--- TASK DETAILS ---
Pull every line containing "wall" out of the material below.

-- Begin --

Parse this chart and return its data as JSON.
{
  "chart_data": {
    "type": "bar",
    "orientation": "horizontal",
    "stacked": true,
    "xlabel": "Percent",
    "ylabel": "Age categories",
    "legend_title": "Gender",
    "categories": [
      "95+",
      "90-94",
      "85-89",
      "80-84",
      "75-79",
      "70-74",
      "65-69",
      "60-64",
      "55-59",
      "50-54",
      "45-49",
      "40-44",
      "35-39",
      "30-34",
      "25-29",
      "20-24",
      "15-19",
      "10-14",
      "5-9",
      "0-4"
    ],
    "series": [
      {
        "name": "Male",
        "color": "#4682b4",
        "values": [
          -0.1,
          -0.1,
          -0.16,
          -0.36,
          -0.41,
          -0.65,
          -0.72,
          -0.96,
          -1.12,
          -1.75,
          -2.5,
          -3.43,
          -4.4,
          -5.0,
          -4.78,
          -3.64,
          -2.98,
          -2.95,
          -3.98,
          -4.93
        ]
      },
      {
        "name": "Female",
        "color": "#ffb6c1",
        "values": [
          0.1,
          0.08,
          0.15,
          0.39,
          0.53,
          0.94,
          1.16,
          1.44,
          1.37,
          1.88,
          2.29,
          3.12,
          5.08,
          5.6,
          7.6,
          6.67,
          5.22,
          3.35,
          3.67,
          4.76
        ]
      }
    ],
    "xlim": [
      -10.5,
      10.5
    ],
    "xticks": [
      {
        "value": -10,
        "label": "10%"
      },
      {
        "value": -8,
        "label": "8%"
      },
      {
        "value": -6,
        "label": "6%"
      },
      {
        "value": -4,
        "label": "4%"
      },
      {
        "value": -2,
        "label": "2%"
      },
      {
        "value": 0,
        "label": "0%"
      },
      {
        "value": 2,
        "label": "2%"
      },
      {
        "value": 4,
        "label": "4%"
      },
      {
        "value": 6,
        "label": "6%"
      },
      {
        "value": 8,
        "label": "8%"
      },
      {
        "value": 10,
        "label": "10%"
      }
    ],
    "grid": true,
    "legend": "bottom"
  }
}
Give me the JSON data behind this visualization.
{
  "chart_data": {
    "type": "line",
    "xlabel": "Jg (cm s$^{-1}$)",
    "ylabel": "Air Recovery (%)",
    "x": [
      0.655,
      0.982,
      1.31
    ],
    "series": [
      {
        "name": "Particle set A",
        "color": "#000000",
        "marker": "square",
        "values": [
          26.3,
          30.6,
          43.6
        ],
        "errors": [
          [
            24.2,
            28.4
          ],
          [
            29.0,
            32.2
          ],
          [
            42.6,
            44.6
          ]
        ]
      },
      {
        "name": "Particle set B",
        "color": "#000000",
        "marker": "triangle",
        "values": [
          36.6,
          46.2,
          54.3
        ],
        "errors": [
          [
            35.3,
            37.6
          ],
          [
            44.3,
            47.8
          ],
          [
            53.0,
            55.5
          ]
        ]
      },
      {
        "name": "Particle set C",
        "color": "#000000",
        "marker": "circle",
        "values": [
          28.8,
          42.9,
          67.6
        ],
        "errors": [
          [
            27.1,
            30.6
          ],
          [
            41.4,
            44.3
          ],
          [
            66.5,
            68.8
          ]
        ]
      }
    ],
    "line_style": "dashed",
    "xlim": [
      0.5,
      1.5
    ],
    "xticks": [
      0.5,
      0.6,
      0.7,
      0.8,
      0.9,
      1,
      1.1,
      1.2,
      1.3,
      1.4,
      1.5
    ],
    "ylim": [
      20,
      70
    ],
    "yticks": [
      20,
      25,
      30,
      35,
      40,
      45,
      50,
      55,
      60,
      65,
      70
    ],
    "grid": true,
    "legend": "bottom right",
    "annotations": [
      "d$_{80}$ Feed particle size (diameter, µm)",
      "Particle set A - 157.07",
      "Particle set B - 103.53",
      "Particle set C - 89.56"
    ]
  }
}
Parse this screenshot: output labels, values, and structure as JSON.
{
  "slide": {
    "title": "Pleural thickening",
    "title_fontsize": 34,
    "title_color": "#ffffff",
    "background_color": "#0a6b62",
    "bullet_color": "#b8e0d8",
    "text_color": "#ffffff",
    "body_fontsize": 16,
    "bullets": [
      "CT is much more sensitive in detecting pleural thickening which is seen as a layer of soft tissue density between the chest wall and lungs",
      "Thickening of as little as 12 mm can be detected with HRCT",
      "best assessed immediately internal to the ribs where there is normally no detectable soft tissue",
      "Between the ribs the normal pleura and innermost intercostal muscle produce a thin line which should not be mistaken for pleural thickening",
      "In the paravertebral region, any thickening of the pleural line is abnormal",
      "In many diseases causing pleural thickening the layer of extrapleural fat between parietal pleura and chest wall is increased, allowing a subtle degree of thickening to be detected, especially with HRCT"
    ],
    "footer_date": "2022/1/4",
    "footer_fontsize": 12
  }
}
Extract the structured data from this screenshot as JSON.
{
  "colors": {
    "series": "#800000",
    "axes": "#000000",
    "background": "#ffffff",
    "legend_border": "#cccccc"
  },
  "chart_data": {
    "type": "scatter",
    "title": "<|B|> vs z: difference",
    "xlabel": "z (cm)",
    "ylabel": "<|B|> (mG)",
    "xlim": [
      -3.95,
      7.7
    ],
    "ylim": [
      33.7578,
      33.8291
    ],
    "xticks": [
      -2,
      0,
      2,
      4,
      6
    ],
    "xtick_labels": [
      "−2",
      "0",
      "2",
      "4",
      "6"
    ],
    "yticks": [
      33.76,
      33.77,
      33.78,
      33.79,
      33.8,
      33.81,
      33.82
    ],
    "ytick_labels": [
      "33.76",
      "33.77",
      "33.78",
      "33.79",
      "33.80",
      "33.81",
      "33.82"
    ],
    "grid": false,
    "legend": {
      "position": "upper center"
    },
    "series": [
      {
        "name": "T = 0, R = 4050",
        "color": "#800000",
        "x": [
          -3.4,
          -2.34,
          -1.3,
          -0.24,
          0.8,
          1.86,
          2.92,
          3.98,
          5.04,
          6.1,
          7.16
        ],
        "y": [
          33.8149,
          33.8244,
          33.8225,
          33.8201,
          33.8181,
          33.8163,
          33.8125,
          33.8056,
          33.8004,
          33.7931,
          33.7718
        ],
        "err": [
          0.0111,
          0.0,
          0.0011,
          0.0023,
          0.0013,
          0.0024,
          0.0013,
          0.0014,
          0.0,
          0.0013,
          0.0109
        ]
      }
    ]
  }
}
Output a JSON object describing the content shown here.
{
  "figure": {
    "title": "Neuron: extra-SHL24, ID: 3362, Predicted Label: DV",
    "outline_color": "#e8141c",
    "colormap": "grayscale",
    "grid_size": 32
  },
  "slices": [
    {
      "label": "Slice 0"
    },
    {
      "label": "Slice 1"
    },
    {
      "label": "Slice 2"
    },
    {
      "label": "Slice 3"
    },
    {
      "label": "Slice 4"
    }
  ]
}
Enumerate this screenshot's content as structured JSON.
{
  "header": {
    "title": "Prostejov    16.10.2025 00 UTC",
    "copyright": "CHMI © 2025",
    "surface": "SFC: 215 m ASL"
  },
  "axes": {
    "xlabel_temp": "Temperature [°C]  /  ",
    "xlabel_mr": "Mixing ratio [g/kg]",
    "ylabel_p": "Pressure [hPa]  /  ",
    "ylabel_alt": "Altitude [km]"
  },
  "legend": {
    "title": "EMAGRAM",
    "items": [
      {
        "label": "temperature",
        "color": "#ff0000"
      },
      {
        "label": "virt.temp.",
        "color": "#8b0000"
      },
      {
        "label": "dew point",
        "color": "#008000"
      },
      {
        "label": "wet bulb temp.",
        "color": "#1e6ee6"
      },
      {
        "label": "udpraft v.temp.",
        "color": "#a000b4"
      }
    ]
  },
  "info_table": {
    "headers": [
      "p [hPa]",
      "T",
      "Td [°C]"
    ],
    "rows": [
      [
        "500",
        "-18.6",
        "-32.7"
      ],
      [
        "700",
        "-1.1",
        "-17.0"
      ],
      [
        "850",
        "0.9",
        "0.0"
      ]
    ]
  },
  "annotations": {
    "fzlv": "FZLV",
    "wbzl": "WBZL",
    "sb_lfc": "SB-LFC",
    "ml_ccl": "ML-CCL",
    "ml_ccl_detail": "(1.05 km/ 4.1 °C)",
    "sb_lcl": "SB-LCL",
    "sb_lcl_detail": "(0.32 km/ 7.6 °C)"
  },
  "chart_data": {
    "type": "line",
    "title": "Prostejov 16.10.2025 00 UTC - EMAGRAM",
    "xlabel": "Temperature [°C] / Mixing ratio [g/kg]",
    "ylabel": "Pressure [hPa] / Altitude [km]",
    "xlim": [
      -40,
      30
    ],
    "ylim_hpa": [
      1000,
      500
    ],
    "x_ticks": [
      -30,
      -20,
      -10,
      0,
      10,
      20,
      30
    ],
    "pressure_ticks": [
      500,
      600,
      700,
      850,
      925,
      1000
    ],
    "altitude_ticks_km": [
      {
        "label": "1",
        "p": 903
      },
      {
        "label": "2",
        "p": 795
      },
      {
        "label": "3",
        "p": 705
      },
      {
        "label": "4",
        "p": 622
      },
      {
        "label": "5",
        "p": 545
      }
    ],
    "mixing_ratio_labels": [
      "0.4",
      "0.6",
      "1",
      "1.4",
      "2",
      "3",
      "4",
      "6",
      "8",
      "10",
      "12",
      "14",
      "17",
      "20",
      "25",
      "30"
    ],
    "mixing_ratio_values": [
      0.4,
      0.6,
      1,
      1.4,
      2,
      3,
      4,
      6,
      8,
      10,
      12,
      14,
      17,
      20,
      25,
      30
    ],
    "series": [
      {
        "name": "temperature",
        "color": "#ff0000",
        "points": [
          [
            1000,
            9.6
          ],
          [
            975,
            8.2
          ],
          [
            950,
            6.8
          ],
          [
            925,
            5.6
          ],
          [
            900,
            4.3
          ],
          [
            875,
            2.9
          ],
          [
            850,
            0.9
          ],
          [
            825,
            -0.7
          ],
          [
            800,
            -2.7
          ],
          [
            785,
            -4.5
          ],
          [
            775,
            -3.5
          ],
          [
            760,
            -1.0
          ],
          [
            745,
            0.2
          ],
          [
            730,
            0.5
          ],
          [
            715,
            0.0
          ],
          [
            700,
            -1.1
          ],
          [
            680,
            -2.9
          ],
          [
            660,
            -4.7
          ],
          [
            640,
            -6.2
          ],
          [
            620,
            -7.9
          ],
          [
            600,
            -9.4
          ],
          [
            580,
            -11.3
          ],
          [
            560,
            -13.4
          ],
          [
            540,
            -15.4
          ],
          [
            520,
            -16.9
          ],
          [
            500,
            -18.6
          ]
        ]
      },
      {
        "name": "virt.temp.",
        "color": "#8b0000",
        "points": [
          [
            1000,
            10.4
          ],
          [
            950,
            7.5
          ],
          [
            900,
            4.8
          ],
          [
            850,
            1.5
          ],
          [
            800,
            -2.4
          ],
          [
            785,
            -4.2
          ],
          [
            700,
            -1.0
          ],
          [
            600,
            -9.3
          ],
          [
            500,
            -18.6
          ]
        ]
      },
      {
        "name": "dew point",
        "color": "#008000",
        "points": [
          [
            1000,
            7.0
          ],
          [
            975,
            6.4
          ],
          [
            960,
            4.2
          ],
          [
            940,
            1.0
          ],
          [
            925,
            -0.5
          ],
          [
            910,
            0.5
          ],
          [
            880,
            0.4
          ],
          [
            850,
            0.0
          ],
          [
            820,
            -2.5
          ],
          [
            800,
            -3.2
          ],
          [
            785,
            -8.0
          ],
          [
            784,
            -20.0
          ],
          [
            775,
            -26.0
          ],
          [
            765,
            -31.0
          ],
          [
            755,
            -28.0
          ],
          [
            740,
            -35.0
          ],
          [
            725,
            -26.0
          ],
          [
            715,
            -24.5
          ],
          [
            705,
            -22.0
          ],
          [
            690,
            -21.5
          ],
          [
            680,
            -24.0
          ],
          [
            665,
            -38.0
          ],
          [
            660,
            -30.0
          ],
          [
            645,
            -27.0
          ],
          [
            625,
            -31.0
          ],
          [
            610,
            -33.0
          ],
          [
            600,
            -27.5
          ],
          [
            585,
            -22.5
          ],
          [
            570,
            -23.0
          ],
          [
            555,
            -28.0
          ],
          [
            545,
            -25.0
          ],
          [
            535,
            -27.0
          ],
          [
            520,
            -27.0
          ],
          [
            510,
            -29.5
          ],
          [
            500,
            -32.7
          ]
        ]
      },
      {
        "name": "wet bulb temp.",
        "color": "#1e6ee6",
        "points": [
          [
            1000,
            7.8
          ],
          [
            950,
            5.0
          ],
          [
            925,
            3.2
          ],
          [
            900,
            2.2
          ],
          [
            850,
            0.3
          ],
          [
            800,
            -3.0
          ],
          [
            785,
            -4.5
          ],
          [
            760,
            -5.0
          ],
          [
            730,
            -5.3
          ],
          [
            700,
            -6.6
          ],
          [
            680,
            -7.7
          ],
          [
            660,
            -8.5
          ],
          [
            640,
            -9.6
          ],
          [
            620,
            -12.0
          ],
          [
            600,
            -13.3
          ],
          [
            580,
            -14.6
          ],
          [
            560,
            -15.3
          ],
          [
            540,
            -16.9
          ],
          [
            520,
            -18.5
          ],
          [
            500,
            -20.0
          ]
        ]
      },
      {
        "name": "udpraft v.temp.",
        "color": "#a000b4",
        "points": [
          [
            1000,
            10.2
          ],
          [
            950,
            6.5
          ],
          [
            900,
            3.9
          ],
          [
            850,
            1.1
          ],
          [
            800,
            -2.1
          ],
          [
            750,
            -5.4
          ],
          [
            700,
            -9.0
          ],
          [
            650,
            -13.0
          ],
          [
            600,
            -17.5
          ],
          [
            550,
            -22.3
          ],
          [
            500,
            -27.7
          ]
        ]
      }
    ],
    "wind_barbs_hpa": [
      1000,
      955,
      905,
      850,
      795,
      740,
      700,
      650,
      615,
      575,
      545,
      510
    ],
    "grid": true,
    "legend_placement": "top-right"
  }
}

-- End --

--- TASK OUTPUT ---
      "CT is much more sensitive in detecting pleural thickening which is seen as a layer of soft tissue density between the chest wall and lungs",
      "In many diseases causing pleural thickening the layer of extrapleural fat between parietal pleura and chest wall is increased, allowing a subtle degree of thickening to be detected, especially with HRCT"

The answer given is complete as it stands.